* _AIM_
Report the number of lines where the string "name" occurs, and write nothing else.

** begin **

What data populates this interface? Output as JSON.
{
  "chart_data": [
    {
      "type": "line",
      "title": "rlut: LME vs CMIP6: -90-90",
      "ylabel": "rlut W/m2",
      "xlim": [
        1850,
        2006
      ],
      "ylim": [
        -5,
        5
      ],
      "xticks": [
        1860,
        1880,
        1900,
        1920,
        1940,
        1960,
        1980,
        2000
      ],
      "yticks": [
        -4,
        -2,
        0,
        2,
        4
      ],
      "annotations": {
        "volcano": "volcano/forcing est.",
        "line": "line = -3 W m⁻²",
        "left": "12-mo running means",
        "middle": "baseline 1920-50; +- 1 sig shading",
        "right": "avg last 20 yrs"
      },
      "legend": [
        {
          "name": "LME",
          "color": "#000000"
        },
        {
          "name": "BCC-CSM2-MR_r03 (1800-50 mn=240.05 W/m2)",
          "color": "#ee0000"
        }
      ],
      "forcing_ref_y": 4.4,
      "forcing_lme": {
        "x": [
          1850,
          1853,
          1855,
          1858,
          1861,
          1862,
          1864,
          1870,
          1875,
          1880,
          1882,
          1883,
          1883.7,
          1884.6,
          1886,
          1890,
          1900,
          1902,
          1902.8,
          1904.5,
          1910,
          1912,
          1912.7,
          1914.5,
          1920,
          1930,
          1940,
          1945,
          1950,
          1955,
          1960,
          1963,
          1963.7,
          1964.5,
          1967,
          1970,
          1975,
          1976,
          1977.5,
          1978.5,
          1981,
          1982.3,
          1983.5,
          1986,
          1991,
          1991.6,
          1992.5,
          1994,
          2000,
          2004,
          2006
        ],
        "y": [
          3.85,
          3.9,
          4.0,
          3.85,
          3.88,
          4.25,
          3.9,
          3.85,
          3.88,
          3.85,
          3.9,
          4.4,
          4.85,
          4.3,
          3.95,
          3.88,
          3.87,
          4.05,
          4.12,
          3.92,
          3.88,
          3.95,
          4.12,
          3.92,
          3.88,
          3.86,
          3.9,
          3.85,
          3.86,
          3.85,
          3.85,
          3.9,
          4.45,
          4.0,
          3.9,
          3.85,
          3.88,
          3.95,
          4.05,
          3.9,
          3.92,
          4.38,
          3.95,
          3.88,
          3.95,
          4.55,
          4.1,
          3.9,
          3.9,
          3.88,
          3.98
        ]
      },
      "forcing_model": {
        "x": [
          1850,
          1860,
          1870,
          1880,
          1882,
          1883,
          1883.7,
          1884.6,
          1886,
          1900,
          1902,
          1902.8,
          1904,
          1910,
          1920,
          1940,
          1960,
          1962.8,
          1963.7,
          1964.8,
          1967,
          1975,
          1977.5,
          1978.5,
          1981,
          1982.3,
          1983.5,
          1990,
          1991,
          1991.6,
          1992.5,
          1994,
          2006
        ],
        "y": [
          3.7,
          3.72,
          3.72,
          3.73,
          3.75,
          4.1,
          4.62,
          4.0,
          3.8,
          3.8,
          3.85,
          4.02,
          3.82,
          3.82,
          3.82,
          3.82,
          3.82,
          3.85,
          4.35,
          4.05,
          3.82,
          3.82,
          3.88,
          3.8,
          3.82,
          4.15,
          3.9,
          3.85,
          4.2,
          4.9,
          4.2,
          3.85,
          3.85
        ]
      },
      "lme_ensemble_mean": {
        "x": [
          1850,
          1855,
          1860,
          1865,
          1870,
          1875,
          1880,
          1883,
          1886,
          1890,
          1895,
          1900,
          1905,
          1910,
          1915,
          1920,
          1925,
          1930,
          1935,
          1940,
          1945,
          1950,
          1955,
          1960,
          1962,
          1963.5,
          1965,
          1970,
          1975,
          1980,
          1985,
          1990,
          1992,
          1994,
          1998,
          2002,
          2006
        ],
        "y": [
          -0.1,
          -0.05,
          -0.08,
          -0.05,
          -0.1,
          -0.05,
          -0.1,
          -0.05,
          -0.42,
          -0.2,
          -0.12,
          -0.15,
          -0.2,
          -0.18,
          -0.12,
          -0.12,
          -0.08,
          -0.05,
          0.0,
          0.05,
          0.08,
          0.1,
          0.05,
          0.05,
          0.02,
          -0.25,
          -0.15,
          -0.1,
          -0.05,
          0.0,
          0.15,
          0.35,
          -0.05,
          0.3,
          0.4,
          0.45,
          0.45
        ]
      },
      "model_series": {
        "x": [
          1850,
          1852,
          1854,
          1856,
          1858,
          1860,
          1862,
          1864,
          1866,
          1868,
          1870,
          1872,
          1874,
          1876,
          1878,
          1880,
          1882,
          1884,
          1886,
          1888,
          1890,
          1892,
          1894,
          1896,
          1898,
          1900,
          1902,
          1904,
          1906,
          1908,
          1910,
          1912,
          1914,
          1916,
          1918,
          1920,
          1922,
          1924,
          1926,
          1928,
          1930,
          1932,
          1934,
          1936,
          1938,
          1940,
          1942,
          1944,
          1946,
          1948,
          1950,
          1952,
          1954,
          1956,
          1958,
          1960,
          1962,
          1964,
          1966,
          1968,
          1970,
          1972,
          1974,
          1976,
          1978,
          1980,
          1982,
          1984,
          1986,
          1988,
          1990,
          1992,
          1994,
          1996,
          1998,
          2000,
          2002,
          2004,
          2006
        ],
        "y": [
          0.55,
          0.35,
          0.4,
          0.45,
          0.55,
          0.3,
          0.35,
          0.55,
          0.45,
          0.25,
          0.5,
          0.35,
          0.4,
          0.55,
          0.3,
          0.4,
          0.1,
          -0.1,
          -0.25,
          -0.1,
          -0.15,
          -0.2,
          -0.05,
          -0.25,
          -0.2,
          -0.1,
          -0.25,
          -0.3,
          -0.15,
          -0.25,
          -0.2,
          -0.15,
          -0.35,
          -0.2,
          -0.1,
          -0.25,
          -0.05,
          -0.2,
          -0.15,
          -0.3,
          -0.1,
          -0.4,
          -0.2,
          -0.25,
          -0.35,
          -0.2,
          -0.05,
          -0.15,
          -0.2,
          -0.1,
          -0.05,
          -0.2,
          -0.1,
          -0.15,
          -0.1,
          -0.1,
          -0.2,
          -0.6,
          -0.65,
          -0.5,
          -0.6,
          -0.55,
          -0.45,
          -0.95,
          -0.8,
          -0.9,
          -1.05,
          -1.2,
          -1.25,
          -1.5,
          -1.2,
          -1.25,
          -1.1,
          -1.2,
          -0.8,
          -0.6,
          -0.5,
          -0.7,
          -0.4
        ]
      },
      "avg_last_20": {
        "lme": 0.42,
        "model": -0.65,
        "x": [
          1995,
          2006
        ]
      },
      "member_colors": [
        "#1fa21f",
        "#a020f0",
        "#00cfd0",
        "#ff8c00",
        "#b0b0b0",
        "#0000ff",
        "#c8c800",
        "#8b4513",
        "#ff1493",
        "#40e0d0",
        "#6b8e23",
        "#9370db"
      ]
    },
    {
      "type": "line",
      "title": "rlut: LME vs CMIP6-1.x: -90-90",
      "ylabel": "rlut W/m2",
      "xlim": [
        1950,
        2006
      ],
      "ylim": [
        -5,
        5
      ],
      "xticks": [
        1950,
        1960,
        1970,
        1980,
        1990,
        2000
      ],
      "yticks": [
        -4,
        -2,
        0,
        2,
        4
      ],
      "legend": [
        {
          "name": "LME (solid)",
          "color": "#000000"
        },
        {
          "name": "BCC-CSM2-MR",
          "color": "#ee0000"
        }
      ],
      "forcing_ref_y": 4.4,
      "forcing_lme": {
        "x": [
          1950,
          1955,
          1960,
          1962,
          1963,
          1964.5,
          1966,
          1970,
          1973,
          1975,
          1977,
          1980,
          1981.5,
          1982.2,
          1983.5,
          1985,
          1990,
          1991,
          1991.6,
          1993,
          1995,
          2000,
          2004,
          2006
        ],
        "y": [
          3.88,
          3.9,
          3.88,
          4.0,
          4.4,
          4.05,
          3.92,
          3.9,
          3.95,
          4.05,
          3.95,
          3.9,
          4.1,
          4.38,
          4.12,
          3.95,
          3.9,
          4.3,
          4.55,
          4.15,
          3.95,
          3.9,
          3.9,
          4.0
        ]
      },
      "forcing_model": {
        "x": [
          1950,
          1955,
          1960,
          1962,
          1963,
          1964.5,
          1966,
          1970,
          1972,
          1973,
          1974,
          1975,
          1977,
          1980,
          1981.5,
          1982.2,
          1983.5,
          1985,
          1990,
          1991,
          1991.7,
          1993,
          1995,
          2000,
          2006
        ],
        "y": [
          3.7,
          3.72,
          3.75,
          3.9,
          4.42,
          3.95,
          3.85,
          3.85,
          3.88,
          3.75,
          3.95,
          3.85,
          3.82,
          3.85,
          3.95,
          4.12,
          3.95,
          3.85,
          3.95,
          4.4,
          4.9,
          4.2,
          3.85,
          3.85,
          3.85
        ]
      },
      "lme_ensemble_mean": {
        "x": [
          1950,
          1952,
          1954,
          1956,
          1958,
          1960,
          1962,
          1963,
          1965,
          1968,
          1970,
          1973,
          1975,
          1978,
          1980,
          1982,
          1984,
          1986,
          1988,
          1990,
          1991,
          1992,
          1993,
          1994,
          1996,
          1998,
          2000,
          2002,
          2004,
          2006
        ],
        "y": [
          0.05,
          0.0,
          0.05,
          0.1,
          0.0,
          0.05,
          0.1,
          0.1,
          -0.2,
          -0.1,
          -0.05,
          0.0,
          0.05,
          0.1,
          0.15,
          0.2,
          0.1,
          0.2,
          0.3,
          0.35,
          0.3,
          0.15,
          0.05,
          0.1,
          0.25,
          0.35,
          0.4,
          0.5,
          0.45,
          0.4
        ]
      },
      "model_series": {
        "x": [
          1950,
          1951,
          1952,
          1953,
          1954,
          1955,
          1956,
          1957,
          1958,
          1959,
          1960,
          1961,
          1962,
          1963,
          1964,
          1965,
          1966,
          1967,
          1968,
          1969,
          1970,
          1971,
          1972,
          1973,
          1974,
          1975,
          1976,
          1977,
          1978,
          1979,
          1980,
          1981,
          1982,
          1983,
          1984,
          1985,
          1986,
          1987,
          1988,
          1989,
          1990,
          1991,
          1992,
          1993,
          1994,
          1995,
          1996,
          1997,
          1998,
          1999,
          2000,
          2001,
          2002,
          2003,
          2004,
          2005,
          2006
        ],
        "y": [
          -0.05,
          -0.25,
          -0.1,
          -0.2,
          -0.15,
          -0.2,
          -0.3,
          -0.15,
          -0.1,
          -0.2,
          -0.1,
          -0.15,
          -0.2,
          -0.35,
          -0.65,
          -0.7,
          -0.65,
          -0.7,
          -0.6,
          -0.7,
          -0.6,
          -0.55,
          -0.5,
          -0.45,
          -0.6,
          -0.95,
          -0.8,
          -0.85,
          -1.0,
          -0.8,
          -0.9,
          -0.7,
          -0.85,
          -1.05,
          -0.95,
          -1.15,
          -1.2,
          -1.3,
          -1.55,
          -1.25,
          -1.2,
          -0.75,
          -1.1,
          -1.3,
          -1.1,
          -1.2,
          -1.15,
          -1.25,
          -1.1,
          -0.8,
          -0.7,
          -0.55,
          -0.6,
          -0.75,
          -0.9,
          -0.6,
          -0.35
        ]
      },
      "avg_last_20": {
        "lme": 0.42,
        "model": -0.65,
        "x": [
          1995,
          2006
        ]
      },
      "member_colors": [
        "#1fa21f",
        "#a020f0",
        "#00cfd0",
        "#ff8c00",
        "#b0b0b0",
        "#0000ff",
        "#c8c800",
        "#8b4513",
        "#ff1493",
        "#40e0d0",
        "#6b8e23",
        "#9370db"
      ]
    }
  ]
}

** end **

* _OUTPUT FOR THIS EXERCISE_
4